§ Problem to work on
Extract each line of the data below exactly as written.

§ Provided material
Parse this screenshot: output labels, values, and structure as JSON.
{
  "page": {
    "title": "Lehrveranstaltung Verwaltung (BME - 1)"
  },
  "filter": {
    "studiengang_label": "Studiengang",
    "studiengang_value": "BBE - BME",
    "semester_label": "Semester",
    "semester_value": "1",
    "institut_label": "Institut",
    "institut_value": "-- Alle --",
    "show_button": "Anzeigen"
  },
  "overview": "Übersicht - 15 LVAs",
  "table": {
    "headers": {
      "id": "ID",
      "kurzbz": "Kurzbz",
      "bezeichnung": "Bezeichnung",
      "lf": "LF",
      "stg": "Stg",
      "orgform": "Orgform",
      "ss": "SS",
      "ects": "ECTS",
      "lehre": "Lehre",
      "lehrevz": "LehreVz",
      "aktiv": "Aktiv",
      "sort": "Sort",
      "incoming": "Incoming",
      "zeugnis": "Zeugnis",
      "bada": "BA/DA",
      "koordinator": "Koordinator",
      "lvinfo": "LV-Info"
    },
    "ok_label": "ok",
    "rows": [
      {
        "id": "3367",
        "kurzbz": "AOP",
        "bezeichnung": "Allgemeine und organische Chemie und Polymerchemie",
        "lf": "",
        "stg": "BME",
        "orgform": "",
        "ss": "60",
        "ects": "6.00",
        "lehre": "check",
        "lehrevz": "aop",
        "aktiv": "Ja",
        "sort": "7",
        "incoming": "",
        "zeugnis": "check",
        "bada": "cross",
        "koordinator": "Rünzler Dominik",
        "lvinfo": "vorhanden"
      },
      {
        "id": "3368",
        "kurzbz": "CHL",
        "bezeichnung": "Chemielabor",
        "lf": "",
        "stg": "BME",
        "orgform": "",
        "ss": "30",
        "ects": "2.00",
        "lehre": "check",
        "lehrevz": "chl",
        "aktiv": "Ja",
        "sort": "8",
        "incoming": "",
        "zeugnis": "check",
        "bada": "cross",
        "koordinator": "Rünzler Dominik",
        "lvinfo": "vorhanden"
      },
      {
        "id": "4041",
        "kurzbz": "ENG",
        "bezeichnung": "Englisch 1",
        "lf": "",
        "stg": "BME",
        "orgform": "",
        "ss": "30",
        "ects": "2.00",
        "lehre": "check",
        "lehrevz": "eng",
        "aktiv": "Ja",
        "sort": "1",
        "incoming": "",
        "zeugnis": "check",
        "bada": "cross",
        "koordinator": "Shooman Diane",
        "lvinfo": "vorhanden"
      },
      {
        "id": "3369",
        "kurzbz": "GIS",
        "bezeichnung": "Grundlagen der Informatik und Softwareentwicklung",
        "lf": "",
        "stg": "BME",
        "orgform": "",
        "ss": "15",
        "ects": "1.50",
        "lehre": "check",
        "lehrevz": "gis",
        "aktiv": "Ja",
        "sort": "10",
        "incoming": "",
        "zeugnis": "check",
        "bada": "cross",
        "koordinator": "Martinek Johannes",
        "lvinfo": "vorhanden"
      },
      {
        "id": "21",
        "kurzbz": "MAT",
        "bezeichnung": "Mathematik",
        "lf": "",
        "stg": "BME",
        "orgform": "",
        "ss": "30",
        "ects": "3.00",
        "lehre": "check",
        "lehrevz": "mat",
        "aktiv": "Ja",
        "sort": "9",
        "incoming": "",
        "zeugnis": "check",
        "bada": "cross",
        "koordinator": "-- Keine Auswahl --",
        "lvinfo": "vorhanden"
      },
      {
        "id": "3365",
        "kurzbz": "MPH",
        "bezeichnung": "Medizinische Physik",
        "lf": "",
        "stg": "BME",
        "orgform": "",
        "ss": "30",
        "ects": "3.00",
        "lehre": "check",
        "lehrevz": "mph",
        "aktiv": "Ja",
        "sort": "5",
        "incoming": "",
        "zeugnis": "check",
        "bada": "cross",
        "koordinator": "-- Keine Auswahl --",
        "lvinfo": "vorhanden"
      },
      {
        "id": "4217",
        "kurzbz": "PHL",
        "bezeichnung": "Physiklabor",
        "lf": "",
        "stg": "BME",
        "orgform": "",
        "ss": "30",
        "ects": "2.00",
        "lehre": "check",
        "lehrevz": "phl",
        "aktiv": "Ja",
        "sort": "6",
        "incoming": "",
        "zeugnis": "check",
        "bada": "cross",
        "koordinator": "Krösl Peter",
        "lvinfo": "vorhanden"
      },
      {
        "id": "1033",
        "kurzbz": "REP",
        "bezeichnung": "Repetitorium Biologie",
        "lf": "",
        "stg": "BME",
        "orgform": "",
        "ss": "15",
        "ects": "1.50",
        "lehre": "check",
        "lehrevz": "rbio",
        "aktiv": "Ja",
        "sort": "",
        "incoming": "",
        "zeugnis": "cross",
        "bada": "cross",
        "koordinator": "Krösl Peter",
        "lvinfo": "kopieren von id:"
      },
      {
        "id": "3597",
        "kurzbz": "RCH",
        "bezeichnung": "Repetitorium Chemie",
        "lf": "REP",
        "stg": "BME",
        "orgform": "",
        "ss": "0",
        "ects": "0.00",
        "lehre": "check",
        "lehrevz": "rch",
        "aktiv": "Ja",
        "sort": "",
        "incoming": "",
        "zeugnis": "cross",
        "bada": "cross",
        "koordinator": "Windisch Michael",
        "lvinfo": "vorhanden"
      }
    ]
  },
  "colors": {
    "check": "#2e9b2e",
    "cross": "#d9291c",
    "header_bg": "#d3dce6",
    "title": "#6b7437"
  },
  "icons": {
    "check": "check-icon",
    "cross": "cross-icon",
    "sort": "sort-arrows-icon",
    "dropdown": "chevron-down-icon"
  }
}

§ Exercise solution
Parse this screenshot: output labels, values, and structure as JSON.
{
  "page": {
    "title": "Lehrveranstaltung Verwaltung (BME - 1)"
  },
  "filter": {
    "studiengang_label": "Studiengang",
    "studiengang_value": "BBE - BME",
    "semester_label": "Semester",
    "semester_value": "1",
    "institut_label": "Institut",
    "institut_value": "-- Alle --",
    "show_button": "Anzeigen"
  },
  "overview": "Übersicht - 15 LVAs",
  "table": {
    "headers": {
      "id": "ID",
      "kurzbz": "Kurzbz",
      "bezeichnung": "Bezeichnung",
      "lf": "LF",
      "stg": "Stg",
      "orgform": "Orgform",
      "ss": "SS",
      "ects": "ECTS",
      "lehre": "Lehre",
      "lehrevz": "LehreVz",
      "aktiv": "Aktiv",
      "sort": "Sort",
      "incoming": "Incoming",
      "zeugnis": "Zeugnis",
      "bada": "BA/DA",
      "koordinator": "Koordinator",
      "lvinfo": "LV-Info"
    },
    "ok_label": "ok",
    "rows": [
      {
        "id": "3367",
        "kurzbz": "AOP",
        "bezeichnung": "Allgemeine und organische Chemie und Polymerchemie",
        "lf": "",
        "stg": "BME",
        "orgform": "",
        "ss": "60",
        "ects": "6.00",
        "lehre": "check",
        "lehrevz": "aop",
        "aktiv": "Ja",
        "sort": "7",
        "incoming": "",
        "zeugnis": "check",
        "bada": "cross",
        "koordinator": "Rünzler Dominik",
        "lvinfo": "vorhanden"
      },
      {
        "id": "3368",
        "kurzbz": "CHL",
        "bezeichnung": "Chemielabor",
        "lf": "",
        "stg": "BME",
        "orgform": "",
        "ss": "30",
        "ects": "2.00",
        "lehre": "check",
        "lehrevz": "chl",
        "aktiv": "Ja",
        "sort": "8",
        "incoming": "",
        "zeugnis": "check",
        "bada": "cross",
        "koordinator": "Rünzler Dominik",
        "lvinfo": "vorhanden"
      },
      {
        "id": "4041",
        "kurzbz": "ENG",
        "bezeichnung": "Englisch 1",
        "lf": "",
        "stg": "BME",
        "orgform": "",
        "ss": "30",
        "ects": "2.00",
        "lehre": "check",
        "lehrevz": "eng",
        "aktiv": "Ja",
        "sort": "1",
        "incoming": "",
        "zeugnis": "check",
        "bada": "cross",
        "koordinator": "Shooman Diane",
        "lvinfo": "vorhanden"
      },
      {
        "id": "3369",
        "kurzbz": "GIS",
        "bezeichnung": "Grundlagen der Informatik und Softwareentwicklung",
        "lf": "",
        "stg": "BME",
        "orgform": "",
        "ss": "15",
        "ects": "1.50",
        "lehre": "check",
        "lehrevz": "gis",
        "aktiv": "Ja",
        "sort": "10",
        "incoming": "",
        "zeugnis": "check",
        "bada": "cross",
        "koordinator": "Martinek Johannes",
        "lvinfo": "vorhanden"
      },
      {
        "id": "21",
        "kurzbz": "MAT",
        "bezeichnung": "Mathematik",
        "lf": "",
        "stg": "BME",
        "orgform": "",
        "ss": "30",
        "ects": "3.00",
        "lehre": "check",
        "lehrevz": "mat",
        "aktiv": "Ja",
        "sort": "9",
        "incoming": "",
        "zeugnis": "check",
        "bada": "cross",
        "koordinator": "-- Keine Auswahl --",
        "lvinfo": "vorhanden"
      },
      {
        "id": "3365",
        "kurzbz": "MPH",
        "bezeichnung": "Medizinische Physik",
        "lf": "",
        "stg": "BME",
        "orgform": "",
        "ss": "30",
        "ects": "3.00",
        "lehre": "check",
        "lehrevz": "mph",
        "aktiv": "Ja",
        "sort": "5",
        "incoming": "",
        "zeugnis": "check",
        "bada": "cross",
        "koordinator": "-- Keine Auswahl --",
        "lvinfo": "vorhanden"
      },
      {
        "id": "4217",
        "kurzbz": "PHL",
        "bezeichnung": "Physiklabor",
        "lf": "",
        "stg": "BME",
        "orgform": "",
        "ss": "30",
        "ects": "2.00",
        "lehre": "check",
        "lehrevz": "phl",
        "aktiv": "Ja",
        "sort": "6",
        "incoming": "",
        "zeugnis": "check",
        "bada": "cross",
        "koordinator": "Krösl Peter",
        "lvinfo": "vorhanden"
      },
      {
        "id": "1033",
        "kurzbz": "REP",
        "bezeichnung": "Repetitorium Biologie",
        "lf": "",
        "stg": "BME",
        "orgform": "",
        "ss": "15",
        "ects": "1.50",
        "lehre": "check",
        "lehrevz": "rbio",
        "aktiv": "Ja",
        "sort": "",
        "incoming": "",
        "zeugnis": "cross",
        "bada": "cross",
        "koordinator": "Krösl Peter",
        "lvinfo": "kopieren von id:"
      },
      {
        "id": "3597",
        "kurzbz": "RCH",
        "bezeichnung": "Repetitorium Chemie",
        "lf": "REP",
        "stg": "BME",
        "orgform": "",
        "ss": "0",
        "ects": "0.00",
        "lehre": "check",
        "lehrevz": "rch",
        "aktiv": "Ja",
        "sort": "",
        "incoming": "",
        "zeugnis": "cross",
        "bada": "cross",
        "koordinator": "Windisch Michael",
        "lvinfo": "vorhanden"
      }
    ]
  },
  "colors": {
    "check": "#2e9b2e",
    "cross": "#d9291c",
    "header_bg": "#d3dce6",
    "title": "#6b7437"
  },
  "icons": {
    "check": "check-icon",
    "cross": "cross-icon",
    "sort": "sort-arrows-icon",
    "dropdown": "chevron-down-icon"
  }
}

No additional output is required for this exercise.